- **Work instructions**:
Select every line below containing the word "衛生組長".

- **Source material**:
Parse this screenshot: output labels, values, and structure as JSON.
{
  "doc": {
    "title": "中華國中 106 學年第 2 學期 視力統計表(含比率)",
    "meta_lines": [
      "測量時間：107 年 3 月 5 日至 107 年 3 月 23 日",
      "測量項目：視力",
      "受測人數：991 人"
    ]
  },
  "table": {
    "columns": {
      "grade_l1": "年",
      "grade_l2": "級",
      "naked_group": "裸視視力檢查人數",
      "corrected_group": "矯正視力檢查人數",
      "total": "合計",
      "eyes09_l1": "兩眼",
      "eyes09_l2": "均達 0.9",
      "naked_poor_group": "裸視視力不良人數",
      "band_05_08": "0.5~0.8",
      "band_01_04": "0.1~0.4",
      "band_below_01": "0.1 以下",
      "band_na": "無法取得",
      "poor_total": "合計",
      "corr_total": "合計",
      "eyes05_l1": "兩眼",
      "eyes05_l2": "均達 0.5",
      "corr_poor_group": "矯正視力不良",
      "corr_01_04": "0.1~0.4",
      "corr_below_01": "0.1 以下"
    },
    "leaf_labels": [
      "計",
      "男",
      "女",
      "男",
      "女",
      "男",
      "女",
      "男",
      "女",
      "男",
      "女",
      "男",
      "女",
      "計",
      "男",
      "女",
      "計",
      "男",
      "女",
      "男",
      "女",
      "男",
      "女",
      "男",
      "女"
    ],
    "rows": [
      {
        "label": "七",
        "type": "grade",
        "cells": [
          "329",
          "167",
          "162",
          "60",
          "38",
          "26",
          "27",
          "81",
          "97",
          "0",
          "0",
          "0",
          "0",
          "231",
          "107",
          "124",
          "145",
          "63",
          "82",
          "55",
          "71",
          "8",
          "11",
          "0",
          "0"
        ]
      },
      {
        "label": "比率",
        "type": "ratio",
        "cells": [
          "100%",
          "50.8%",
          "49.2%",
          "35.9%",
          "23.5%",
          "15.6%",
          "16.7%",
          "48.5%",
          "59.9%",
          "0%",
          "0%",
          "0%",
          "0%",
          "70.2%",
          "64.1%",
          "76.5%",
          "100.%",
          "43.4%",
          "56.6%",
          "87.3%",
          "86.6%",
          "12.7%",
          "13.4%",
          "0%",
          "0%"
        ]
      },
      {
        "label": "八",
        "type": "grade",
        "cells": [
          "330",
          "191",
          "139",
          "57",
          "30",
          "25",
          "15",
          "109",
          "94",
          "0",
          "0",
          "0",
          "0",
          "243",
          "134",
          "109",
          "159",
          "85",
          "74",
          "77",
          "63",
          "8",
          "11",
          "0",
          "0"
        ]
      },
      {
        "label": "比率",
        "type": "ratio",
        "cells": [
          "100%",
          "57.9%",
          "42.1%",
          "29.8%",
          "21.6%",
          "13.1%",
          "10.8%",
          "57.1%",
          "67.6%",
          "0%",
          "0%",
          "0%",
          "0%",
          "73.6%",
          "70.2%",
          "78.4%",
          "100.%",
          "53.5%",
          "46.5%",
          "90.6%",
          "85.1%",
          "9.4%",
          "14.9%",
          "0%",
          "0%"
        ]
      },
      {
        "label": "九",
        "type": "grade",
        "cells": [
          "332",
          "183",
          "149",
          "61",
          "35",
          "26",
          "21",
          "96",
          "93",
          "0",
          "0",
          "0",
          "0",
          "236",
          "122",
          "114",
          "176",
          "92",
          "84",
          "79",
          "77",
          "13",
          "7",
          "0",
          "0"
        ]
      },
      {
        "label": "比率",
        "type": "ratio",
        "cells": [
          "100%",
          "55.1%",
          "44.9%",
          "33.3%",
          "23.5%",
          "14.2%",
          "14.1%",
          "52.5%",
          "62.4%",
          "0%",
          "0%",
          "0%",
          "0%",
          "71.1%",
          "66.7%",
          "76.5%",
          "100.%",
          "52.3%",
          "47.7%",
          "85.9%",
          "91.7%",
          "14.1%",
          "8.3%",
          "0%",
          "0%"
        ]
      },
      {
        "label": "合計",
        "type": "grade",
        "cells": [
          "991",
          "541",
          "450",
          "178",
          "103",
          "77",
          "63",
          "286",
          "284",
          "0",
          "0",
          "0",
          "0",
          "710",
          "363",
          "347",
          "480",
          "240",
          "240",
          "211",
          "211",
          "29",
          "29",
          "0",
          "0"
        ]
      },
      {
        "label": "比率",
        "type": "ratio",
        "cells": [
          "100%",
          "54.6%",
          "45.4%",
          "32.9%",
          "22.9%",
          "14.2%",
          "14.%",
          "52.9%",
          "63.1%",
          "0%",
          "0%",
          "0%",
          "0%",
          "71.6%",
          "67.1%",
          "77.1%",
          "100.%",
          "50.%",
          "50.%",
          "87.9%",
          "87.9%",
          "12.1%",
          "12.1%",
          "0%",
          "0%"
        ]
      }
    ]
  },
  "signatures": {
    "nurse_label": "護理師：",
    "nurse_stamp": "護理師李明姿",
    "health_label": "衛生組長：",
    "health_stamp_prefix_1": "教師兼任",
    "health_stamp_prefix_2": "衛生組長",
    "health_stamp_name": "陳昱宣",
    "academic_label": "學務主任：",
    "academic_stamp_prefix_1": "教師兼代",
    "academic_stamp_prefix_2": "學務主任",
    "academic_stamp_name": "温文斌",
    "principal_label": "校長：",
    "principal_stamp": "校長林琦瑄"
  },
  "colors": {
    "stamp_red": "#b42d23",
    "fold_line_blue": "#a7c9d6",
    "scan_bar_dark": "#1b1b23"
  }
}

- **Response to the task**:
    "health_label": "衛生組長：",
    "health_stamp_prefix_2": "衛生組長",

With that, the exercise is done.